- EXERCISE DATA:

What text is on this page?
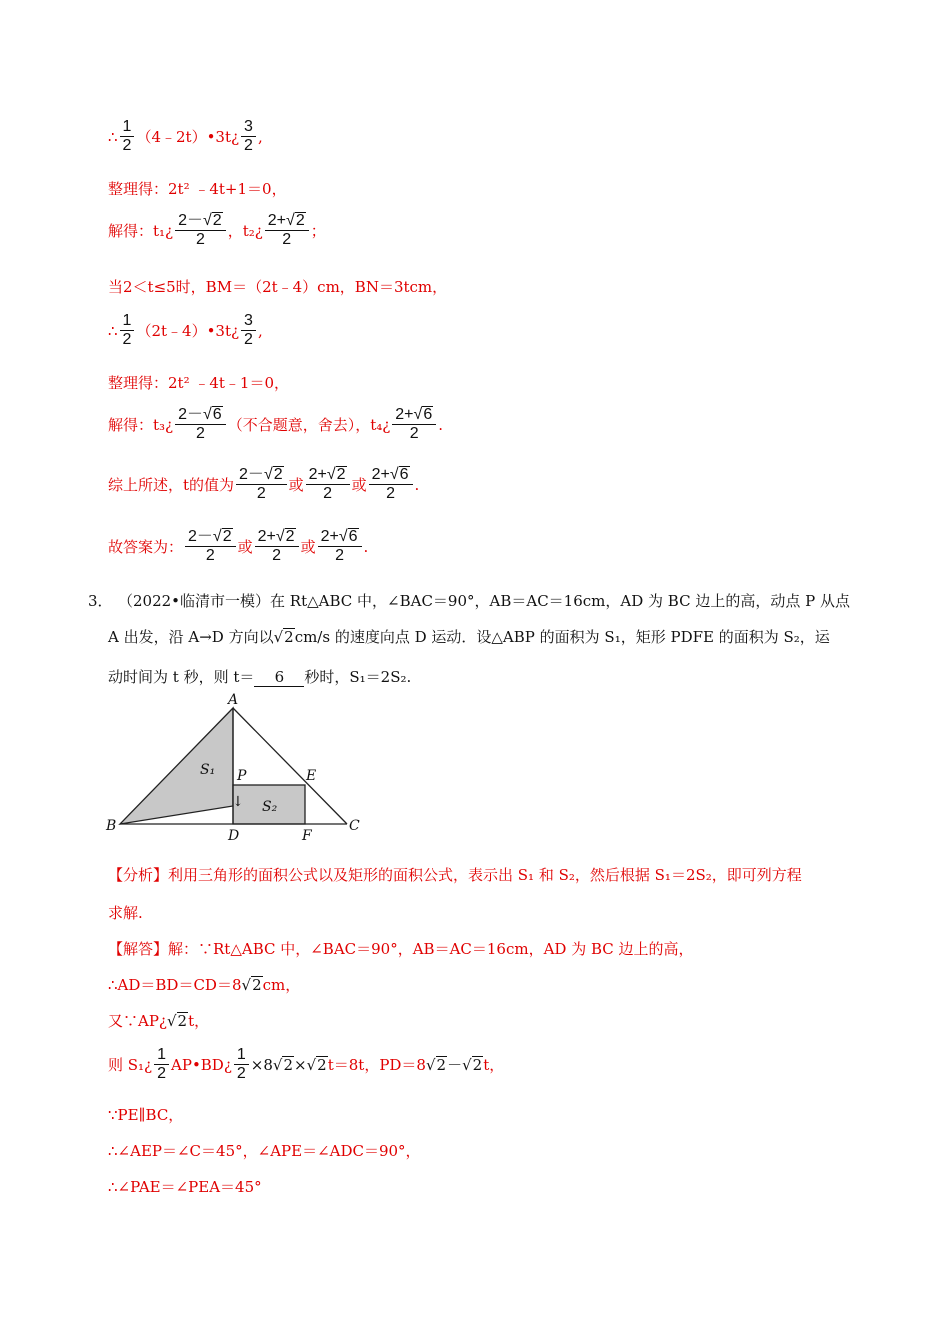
∴ $\frac{1}{2}$ （4﹣2t）•3t¿ $\frac{3}{2}$ ,
整理得：2t² ﹣4t+1＝0，
解得：t₁¿ $\frac{2-√ 2}{2}$ ，t₂¿ $\frac{2+√ 2}{2}$ ；
当2＜t≤5时，BM＝（2t﹣4）cm，BN＝3tcm，
∴ $\frac{1}{2}$ （2t﹣4）•3t¿ $\frac{3}{2}$ ,
整理得：2t² ﹣4t﹣1＝0，
解得：t₃¿ $\frac{2-√ 6}{2}$ （不合题意，舍去），t₄¿ $\frac{2+√ 6}{2}$ .
综上所述，t的值为 $\frac{2-√ 2}{2}$ 或 $\frac{2+√ 2}{2}$ 或 $\frac{2+√ 6}{2}$ .
故答案为： $\frac{2-√ 2}{2}$ 或 $\frac{2+√ 2}{2}$ 或 $\frac{2+√ 6}{2}$ .
3． （2022•临清市一模）在 Rt△ABC 中，∠BAC＝90°，AB＝AC＝16cm，AD 为 BC 边上的高，动点 P 从点
A 出发，沿 A→D 方向以√ 2 cm/s 的速度向点 D 运动．设△ABP 的面积为 S₁，矩形 PDFE 的面积为 S₂，运
动时间为 t 秒，则 t＝ 6 秒时，S₁＝2S₂.
A
B	C
D
E
F
P
S₁
S₂
↓
【分析】利用三角形的面积公式以及矩形的面积公式，表示出 S₁ 和 S₂，然后根据 S₁＝2S₂，即可列方程
求解.
【解答】解：∵Rt△ABC 中，∠BAC＝90°，AB＝AC＝16cm，AD 为 BC 边上的高，
∴AD＝BD＝CD＝8 √ 2 cm，
又∵AP¿ √ 2 t，
则 S₁¿ $\frac{1}{2}$ AP•BD¿ $\frac{1}{2} \times 8$ √ 2 × √ 2 t＝8t，PD＝8 √ 2 － √ 2 t，
∵PE∥BC，
∴∠AEP＝∠C＝45°，∠APE＝∠ADC＝90°，
∴∠PAE＝∠PEA＝45°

- WHAT YOU ARE ASKED TO DO:
Copy out all the data exactly; skip the pictures.

- SOLUTION FOR THIS EXERCISE:
What text is on this page?
∴ $\frac{1}{2}$ （4﹣2t）•3t¿ $\frac{3}{2}$ ,
整理得：2t² ﹣4t+1＝0，
解得：t₁¿ $\frac{2-√ 2}{2}$ ，t₂¿ $\frac{2+√ 2}{2}$ ；
当2＜t≤5时，BM＝（2t﹣4）cm，BN＝3tcm，
∴ $\frac{1}{2}$ （2t﹣4）•3t¿ $\frac{3}{2}$ ,
整理得：2t² ﹣4t﹣1＝0，
解得：t₃¿ $\frac{2-√ 6}{2}$ （不合题意，舍去），t₄¿ $\frac{2+√ 6}{2}$ .
综上所述，t的值为 $\frac{2-√ 2}{2}$ 或 $\frac{2+√ 2}{2}$ 或 $\frac{2+√ 6}{2}$ .
故答案为： $\frac{2-√ 2}{2}$ 或 $\frac{2+√ 2}{2}$ 或 $\frac{2+√ 6}{2}$ .
3． （2022•临清市一模）在 Rt△ABC 中，∠BAC＝90°，AB＝AC＝16cm，AD 为 BC 边上的高，动点 P 从点
A 出发，沿 A→D 方向以√ 2 cm/s 的速度向点 D 运动．设△ABP 的面积为 S₁，矩形 PDFE 的面积为 S₂，运
动时间为 t 秒，则 t＝ 6 秒时，S₁＝2S₂.
A
B	C
D
E
F
P
S₁
S₂
↓
【分析】利用三角形的面积公式以及矩形的面积公式，表示出 S₁ 和 S₂，然后根据 S₁＝2S₂，即可列方程
求解.
【解答】解：∵Rt△ABC 中，∠BAC＝90°，AB＝AC＝16cm，AD 为 BC 边上的高，
∴AD＝BD＝CD＝8 √ 2 cm，
又∵AP¿ √ 2 t，
则 S₁¿ $\frac{1}{2}$ AP•BD¿ $\frac{1}{2} \times 8$ √ 2 × √ 2 t＝8t，PD＝8 √ 2 － √ 2 t，
∵PE∥BC，
∴∠AEP＝∠C＝45°，∠APE＝∠ADC＝90°，
∴∠PAE＝∠PEA＝45°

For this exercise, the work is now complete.